Children Can Break Patterns of Divorce Damage in Future Family Strength

Divorce establishes devastating patterns for children, making it all the more challenging for them to have their own healthy families.   Global media highlighted these facts this week.


The BBC ran a story on September 21, 2010 on the damage of divorce to children at http://www.bbc.co.uk/news/education-11380470, which began, "Separating parents can do their children enormous harm by using them as a 'battlefield' and 'ammunition,' a senior family court judge has warned.  Sir Nicholas Wall, president of the Family Division of the High Court, said well-educated parents were particularly adept at using their children… Sir Nicholas said: 'People think that post-separation parenting is easy - in fact, it is exceedingly difficult, and as a rule of thumb my experience is that the more intelligent the parent, the more intractable the dispute.'"

## [Actions to take]
**A)** List every name or title that the article on divorce and children uses for the judge it quotes.
**B)** Carry on the article on divorce and children from the point where it stops.
The material is not needed for this work.

## [Given data]

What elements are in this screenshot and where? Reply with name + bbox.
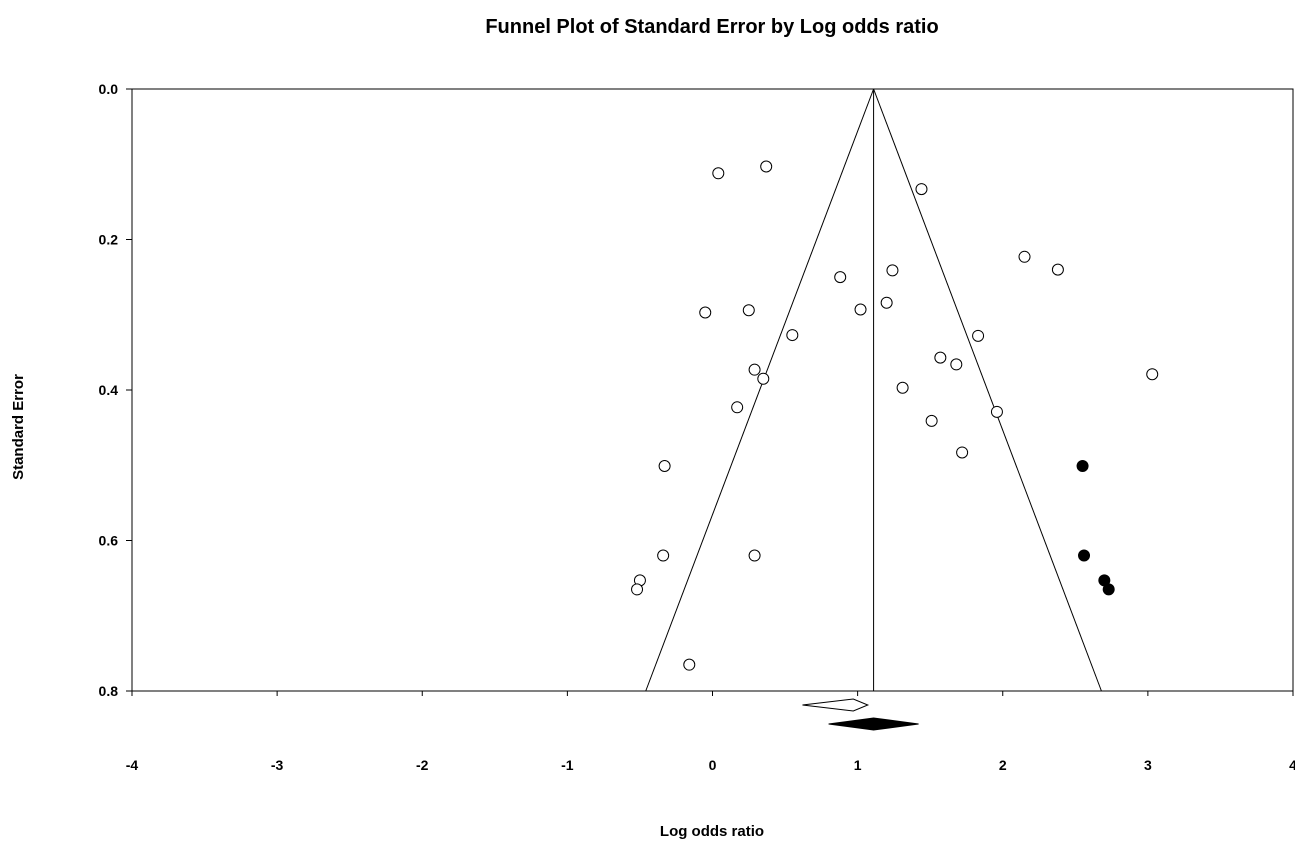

## [Responses by task]
**A)**
- a senior family court judge
- Sir Nicholas Wall
- president of the Family Division of the High Court
- Sir Nicholas

**B)**
The simple truth is that parents do not realize the damage they do to their children by the battles they wage over them.  But children love and have loyalty to both parents, and absorb negative reflections that are presented against their parents.  Parents denigrating each other destroys a child's self esteem.  "If a child's mother makes it clear to the child that his or her father is worthless - and vice versa - the child's sense of self-worth can be irredeemably damaged…. the separated parent's role in the lives of his or her children retains the same degree of importance as when the parents were living together, even if the opportunities to manifest the qualities which an absent parent can bring to his children may be limited." Read the entire article entitled Divorcing parents can 'damage' children, says judge by Katherine Sellgren, BBC News education reporter.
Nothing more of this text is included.